- Aim of the exercise -
Transcribe the listing word for word.

- Source data -
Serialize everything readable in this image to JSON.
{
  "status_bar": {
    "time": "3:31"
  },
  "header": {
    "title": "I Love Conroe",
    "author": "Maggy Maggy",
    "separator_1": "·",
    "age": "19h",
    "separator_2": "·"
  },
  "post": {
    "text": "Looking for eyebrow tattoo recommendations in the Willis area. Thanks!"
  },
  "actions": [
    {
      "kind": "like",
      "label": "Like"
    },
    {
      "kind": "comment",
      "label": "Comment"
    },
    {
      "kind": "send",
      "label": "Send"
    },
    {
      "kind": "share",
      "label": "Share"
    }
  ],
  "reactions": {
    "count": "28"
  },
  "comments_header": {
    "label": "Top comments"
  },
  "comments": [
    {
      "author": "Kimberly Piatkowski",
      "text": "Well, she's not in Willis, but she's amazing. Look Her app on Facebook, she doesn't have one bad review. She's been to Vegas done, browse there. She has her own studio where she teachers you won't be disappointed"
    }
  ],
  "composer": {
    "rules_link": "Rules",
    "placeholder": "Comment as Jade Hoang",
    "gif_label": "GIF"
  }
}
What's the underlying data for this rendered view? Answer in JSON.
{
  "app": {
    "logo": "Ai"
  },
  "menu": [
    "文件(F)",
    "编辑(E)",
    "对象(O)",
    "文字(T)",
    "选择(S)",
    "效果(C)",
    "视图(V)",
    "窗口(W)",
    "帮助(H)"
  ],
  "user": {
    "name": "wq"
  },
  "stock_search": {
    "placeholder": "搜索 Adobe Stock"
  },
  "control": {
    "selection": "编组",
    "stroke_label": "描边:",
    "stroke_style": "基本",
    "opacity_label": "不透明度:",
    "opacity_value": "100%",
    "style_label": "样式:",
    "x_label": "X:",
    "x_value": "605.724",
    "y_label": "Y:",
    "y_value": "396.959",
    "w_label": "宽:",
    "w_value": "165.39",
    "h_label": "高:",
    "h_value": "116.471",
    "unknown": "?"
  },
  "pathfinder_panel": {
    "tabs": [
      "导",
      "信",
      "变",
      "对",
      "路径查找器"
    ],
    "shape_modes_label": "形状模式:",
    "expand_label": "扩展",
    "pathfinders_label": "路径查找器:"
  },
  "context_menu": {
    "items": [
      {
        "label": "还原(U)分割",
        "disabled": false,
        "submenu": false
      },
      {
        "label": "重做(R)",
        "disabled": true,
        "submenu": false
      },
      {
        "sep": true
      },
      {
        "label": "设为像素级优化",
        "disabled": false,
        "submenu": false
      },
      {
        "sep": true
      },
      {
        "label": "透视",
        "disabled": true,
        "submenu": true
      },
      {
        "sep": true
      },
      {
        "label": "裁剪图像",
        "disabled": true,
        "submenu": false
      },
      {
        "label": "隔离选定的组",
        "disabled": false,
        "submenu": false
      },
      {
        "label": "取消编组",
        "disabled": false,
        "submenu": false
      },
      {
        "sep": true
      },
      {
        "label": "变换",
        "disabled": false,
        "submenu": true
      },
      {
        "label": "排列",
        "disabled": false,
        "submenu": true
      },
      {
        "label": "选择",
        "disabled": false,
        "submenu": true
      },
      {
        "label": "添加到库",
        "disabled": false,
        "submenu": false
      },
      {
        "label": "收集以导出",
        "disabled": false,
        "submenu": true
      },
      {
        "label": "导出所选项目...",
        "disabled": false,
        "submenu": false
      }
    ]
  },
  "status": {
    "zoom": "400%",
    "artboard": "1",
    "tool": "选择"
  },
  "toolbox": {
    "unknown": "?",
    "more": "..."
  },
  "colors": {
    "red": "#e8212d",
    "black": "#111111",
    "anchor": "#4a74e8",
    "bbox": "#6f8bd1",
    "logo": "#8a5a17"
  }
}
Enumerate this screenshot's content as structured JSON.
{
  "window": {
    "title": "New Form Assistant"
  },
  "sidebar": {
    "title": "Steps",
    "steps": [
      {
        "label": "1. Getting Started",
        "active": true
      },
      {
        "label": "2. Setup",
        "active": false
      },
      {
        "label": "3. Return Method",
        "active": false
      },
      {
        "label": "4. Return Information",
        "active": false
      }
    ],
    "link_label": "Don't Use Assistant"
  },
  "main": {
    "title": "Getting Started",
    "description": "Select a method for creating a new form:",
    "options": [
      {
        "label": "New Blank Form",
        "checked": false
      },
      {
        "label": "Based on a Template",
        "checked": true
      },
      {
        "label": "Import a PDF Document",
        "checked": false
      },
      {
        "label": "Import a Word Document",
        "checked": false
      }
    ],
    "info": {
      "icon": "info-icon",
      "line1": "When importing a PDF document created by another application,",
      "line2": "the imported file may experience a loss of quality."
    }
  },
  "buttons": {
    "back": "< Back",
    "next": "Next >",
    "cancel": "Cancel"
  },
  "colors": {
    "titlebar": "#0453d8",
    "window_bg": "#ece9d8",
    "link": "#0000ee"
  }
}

- Finished exercise -
Serialize everything readable in this image to JSON.
{
  "status_bar": {
    "time": "3:31"
  },
  "header": {
    "title": "I Love Conroe",
    "author": "Maggy Maggy",
    "separator_1": "·",
    "age": "19h",
    "separator_2": "·"
  },
  "post": {
    "text": "Looking for eyebrow tattoo recommendations in the Willis area. Thanks!"
  },
  "actions": [
    {
      "kind": "like",
      "label": "Like"
    },
    {
      "kind": "comment",
      "label": "Comment"
    },
    {
      "kind": "send",
      "label": "Send"
    },
    {
      "kind": "share",
      "label": "Share"
    }
  ],
  "reactions": {
    "count": "28"
  },
  "comments_header": {
    "label": "Top comments"
  },
  "comments": [
    {
      "author": "Kimberly Piatkowski",
      "text": "Well, she's not in Willis, but she's amazing. Look Her app on Facebook, she doesn't have one bad review. She's been to Vegas done, browse there. She has her own studio where she teachers you won't be disappointed"
    }
  ],
  "composer": {
    "rules_link": "Rules",
    "placeholder": "Comment as Jade Hoang",
    "gif_label": "GIF"
  }
}
What's the underlying data for this rendered view? Answer in JSON.
{
  "app": {
    "logo": "Ai"
  },
  "menu": [
    "文件(F)",
    "编辑(E)",
    "对象(O)",
    "文字(T)",
    "选择(S)",
    "效果(C)",
    "视图(V)",
    "窗口(W)",
    "帮助(H)"
  ],
  "user": {
    "name": "wq"
  },
  "stock_search": {
    "placeholder": "搜索 Adobe Stock"
  },
  "control": {
    "selection": "编组",
    "stroke_label": "描边:",
    "stroke_style": "基本",
    "opacity_label": "不透明度:",
    "opacity_value": "100%",
    "style_label": "样式:",
    "x_label": "X:",
    "x_value": "605.724",
    "y_label": "Y:",
    "y_value": "396.959",
    "w_label": "宽:",
    "w_value": "165.39",
    "h_label": "高:",
    "h_value": "116.471",
    "unknown": "?"
  },
  "pathfinder_panel": {
    "tabs": [
      "导",
      "信",
      "变",
      "对",
      "路径查找器"
    ],
    "shape_modes_label": "形状模式:",
    "expand_label": "扩展",
    "pathfinders_label": "路径查找器:"
  },
  "context_menu": {
    "items": [
      {
        "label": "还原(U)分割",
        "disabled": false,
        "submenu": false
      },
      {
        "label": "重做(R)",
        "disabled": true,
        "submenu": false
      },
      {
        "sep": true
      },
      {
        "label": "设为像素级优化",
        "disabled": false,
        "submenu": false
      },
      {
        "sep": true
      },
      {
        "label": "透视",
        "disabled": true,
        "submenu": true
      },
      {
        "sep": true
      },
      {
        "label": "裁剪图像",
        "disabled": true,
        "submenu": false
      },
      {
        "label": "隔离选定的组",
        "disabled": false,
        "submenu": false
      },
      {
        "label": "取消编组",
        "disabled": false,
        "submenu": false
      },
      {
        "sep": true
      },
      {
        "label": "变换",
        "disabled": false,
        "submenu": true
      },
      {
        "label": "排列",
        "disabled": false,
        "submenu": true
      },
      {
        "label": "选择",
        "disabled": false,
        "submenu": true
      },
      {
        "label": "添加到库",
        "disabled": false,
        "submenu": false
      },
      {
        "label": "收集以导出",
        "disabled": false,
        "submenu": true
      },
      {
        "label": "导出所选项目...",
        "disabled": false,
        "submenu": false
      }
    ]
  },
  "status": {
    "zoom": "400%",
    "artboard": "1",
    "tool": "选择"
  },
  "toolbox": {
    "unknown": "?",
    "more": "..."
  },
  "colors": {
    "red": "#e8212d",
    "black": "#111111",
    "anchor": "#4a74e8",
    "bbox": "#6f8bd1",
    "logo": "#8a5a17"
  }
}
Enumerate this screenshot's content as structured JSON.
{
  "window": {
    "title": "New Form Assistant"
  },
  "sidebar": {
    "title": "Steps",
    "steps": [
      {
        "label": "1. Getting Started",
        "active": true
      },
      {
        "label": "2. Setup",
        "active": false
      },
      {
        "label": "3. Return Method",
        "active": false
      },
      {
        "label": "4. Return Information",
        "active": false
      }
    ],
    "link_label": "Don't Use Assistant"
  },
  "main": {
    "title": "Getting Started",
    "description": "Select a method for creating a new form:",
    "options": [
      {
        "label": "New Blank Form",
        "checked": false
      },
      {
        "label": "Based on a Template",
        "checked": true
      },
      {
        "label": "Import a PDF Document",
        "checked": false
      },
      {
        "label": "Import a Word Document",
        "checked": false
      }
    ],
    "info": {
      "icon": "info-icon",
      "line1": "When importing a PDF document created by another application,",
      "line2": "the imported file may experience a loss of quality."
    }
  },
  "buttons": {
    "back": "< Back",
    "next": "Next >",
    "cancel": "Cancel"
  },
  "colors": {
    "titlebar": "#0453d8",
    "window_bg": "#ece9d8",
    "link": "#0000ee"
  }
}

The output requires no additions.